> _Exercise brief_
Which lines in the records below contain the word "móvil"? Copy each one out.
== Data listing
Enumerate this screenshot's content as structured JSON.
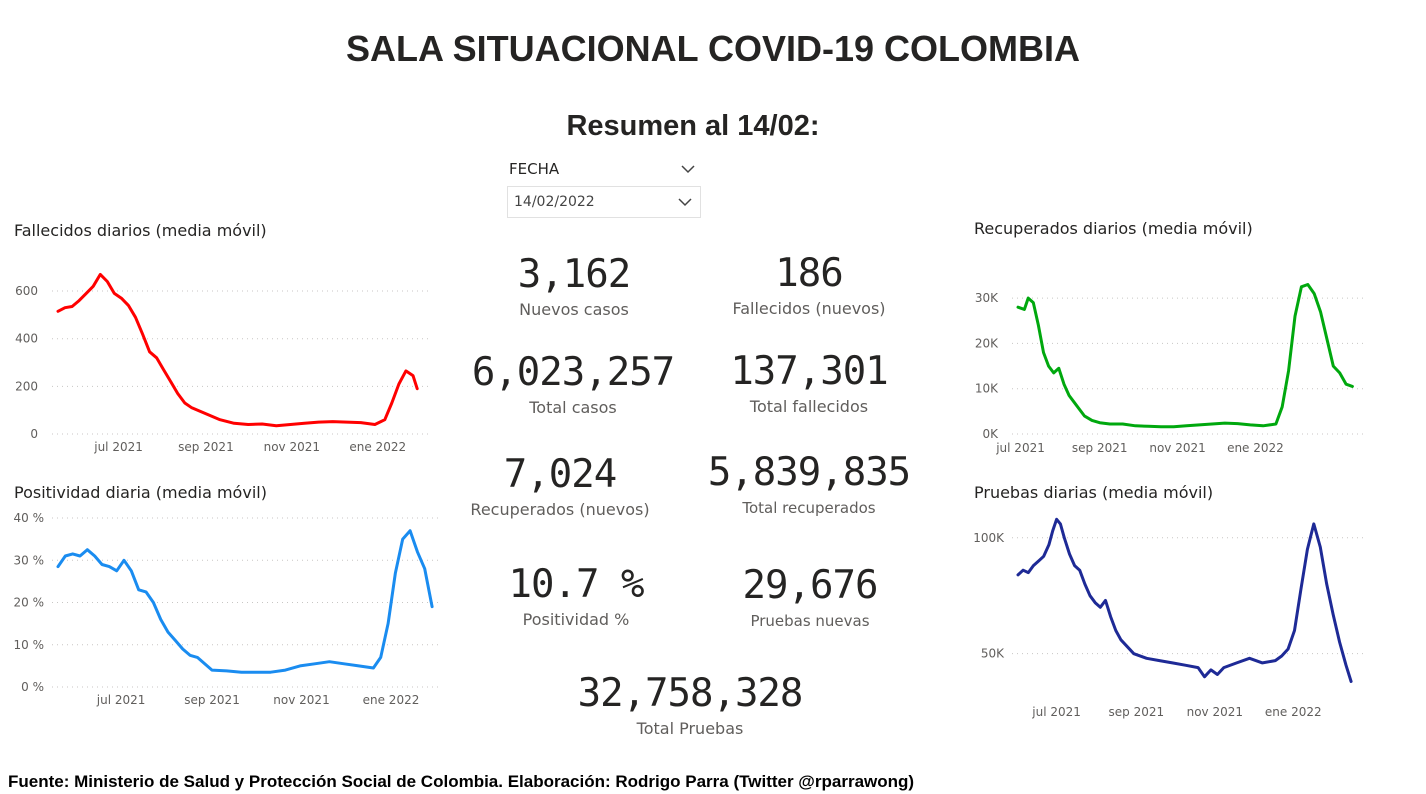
{
  "header": {
    "title": "SALA SITUACIONAL COVID-19 COLOMBIA",
    "subtitle": "Resumen al 14/02:"
  },
  "slicer": {
    "label": "FECHA",
    "selected_value": "14/02/2022"
  },
  "kpis": {
    "nuevos_casos": {
      "value": "3,162",
      "label": "Nuevos casos"
    },
    "fallecidos_nuevos": {
      "value": "186",
      "label": "Fallecidos (nuevos)"
    },
    "total_casos": {
      "value": "6,023,257",
      "label": "Total casos"
    },
    "total_fallecidos": {
      "value": "137,301",
      "label": "Total fallecidos"
    },
    "recuperados_nuevos": {
      "value": "7,024",
      "label": "Recuperados (nuevos)"
    },
    "total_recuperados": {
      "value": "5,839,835",
      "label": "Total recuperados"
    },
    "positividad": {
      "value": "10.7 %",
      "label": "Positividad %"
    },
    "pruebas_nuevas": {
      "value": "29,676",
      "label": "Pruebas nuevas"
    },
    "total_pruebas": {
      "value": "32,758,328",
      "label": "Total Pruebas"
    }
  },
  "footer": {
    "text": "Fuente: Ministerio de Salud y Protección Social de Colombia. Elaboración: Rodrigo Parra (Twitter @rparrawong)"
  },
  "chart_data": [
    {
      "id": "fallecidos",
      "type": "line",
      "title": "Fallecidos diarios (media móvil)",
      "color": "#ff0000",
      "x_tick_labels": [
        "jul 2021",
        "sep 2021",
        "nov 2021",
        "ene 2022"
      ],
      "x_ticks_days": [
        16,
        78,
        139,
        200
      ],
      "x_range_days": [
        -27,
        230
      ],
      "y_ticks": [
        0,
        200,
        400,
        600
      ],
      "y_tick_labels": [
        "0",
        "200",
        "400",
        "600"
      ],
      "ylim": [
        0,
        680
      ],
      "grid": true,
      "x_days": [
        -27,
        -22,
        -17,
        -12,
        -7,
        -2,
        3,
        8,
        13,
        18,
        23,
        28,
        33,
        38,
        43,
        48,
        53,
        58,
        63,
        68,
        78,
        88,
        98,
        108,
        118,
        128,
        138,
        148,
        158,
        168,
        178,
        188,
        198,
        205,
        210,
        215,
        220,
        225,
        228
      ],
      "values": [
        515,
        530,
        535,
        560,
        590,
        620,
        670,
        640,
        590,
        570,
        540,
        490,
        420,
        345,
        320,
        270,
        220,
        170,
        130,
        110,
        85,
        60,
        45,
        40,
        42,
        35,
        40,
        45,
        50,
        52,
        50,
        48,
        40,
        60,
        130,
        210,
        265,
        245,
        190
      ]
    },
    {
      "id": "recuperados",
      "type": "line",
      "title": "Recuperados diarios (media móvil)",
      "color": "#00a80e",
      "x_tick_labels": [
        "jul 2021",
        "sep 2021",
        "nov 2021",
        "ene 2022"
      ],
      "x_ticks_days": [
        0,
        62,
        123,
        184
      ],
      "x_range_days": [
        -2,
        262
      ],
      "y_ticks": [
        0,
        10000,
        20000,
        30000
      ],
      "y_tick_labels": [
        "0K",
        "10K",
        "20K",
        "30K"
      ],
      "ylim": [
        0,
        34000
      ],
      "grid": true,
      "x_days": [
        -2,
        3,
        6,
        10,
        14,
        18,
        22,
        26,
        30,
        34,
        38,
        42,
        46,
        50,
        56,
        62,
        70,
        80,
        90,
        100,
        110,
        120,
        130,
        140,
        150,
        160,
        170,
        180,
        190,
        200,
        205,
        210,
        215,
        220,
        225,
        230,
        235,
        240,
        245,
        250,
        255,
        260
      ],
      "values": [
        28000,
        27500,
        30000,
        29000,
        24000,
        18000,
        15000,
        13500,
        14500,
        11000,
        8500,
        7000,
        5500,
        4000,
        3000,
        2500,
        2200,
        2200,
        1800,
        1700,
        1600,
        1600,
        1800,
        2000,
        2200,
        2400,
        2300,
        2000,
        1800,
        2200,
        6000,
        14000,
        26000,
        32500,
        33000,
        31000,
        27000,
        21000,
        15000,
        13500,
        11000,
        10500
      ]
    },
    {
      "id": "positividad",
      "type": "line",
      "title": "Positividad diaria (media móvil)",
      "color": "#1a8cf0",
      "x_tick_labels": [
        "jul 2021",
        "sep 2021",
        "nov 2021",
        "ene 2022"
      ],
      "x_ticks_days": [
        16,
        78,
        139,
        200
      ],
      "x_range_days": [
        -27,
        230
      ],
      "y_ticks": [
        0,
        10,
        20,
        30,
        40
      ],
      "y_tick_labels": [
        "0 %",
        "10 %",
        "20 %",
        "30 %",
        "40 %"
      ],
      "ylim": [
        0,
        40
      ],
      "grid": true,
      "x_days": [
        -27,
        -22,
        -17,
        -12,
        -7,
        -2,
        3,
        8,
        13,
        18,
        23,
        28,
        33,
        38,
        43,
        48,
        53,
        58,
        63,
        68,
        73,
        78,
        88,
        98,
        108,
        118,
        128,
        138,
        148,
        158,
        168,
        178,
        188,
        193,
        198,
        203,
        208,
        213,
        218,
        223,
        228
      ],
      "values": [
        28.5,
        31,
        31.5,
        31,
        32.5,
        31,
        29,
        28.5,
        27.5,
        30,
        27.5,
        23,
        22.5,
        20,
        16,
        13,
        11,
        9,
        7.5,
        7,
        5.5,
        4,
        3.8,
        3.5,
        3.5,
        3.5,
        4,
        5,
        5.5,
        6,
        5.5,
        5,
        4.5,
        7,
        15,
        27,
        35,
        37,
        32,
        28,
        19
      ]
    },
    {
      "id": "pruebas",
      "type": "line",
      "title": "Pruebas diarias (media móvil)",
      "color": "#1e2a96",
      "x_tick_labels": [
        "jul 2021",
        "sep 2021",
        "nov 2021",
        "ene 2022"
      ],
      "x_ticks_days": [
        0,
        62,
        123,
        184
      ],
      "x_range_days": [
        -30,
        232
      ],
      "y_ticks": [
        50000,
        100000
      ],
      "y_tick_labels": [
        "50K",
        "100K"
      ],
      "ylim": [
        30000,
        112000
      ],
      "grid": true,
      "x_days": [
        -30,
        -26,
        -22,
        -18,
        -14,
        -10,
        -6,
        -3,
        0,
        3,
        6,
        10,
        14,
        18,
        22,
        26,
        30,
        34,
        38,
        42,
        46,
        50,
        55,
        60,
        70,
        80,
        90,
        100,
        110,
        115,
        120,
        125,
        130,
        140,
        150,
        160,
        170,
        175,
        180,
        185,
        190,
        195,
        200,
        205,
        210,
        215,
        220,
        225,
        229
      ],
      "values": [
        84000,
        86000,
        85000,
        88000,
        90000,
        92000,
        97000,
        103000,
        108000,
        106000,
        100000,
        93000,
        88000,
        86000,
        80000,
        75000,
        72000,
        70000,
        73000,
        66000,
        60000,
        56000,
        53000,
        50000,
        48000,
        47000,
        46000,
        45000,
        44000,
        40000,
        43000,
        41000,
        44000,
        46000,
        48000,
        46000,
        47000,
        49000,
        52000,
        60000,
        78000,
        95000,
        106000,
        96000,
        80000,
        67000,
        55000,
        45000,
        38000
      ]
    }
  ]
}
====
> _Output of the task_
      "title": "Fallecidos diarios (media móvil)",
      "title": "Recuperados diarios (media móvil)",
      "title": "Positividad diaria (media móvil)",
      "title": "Pruebas diarias (media móvil)",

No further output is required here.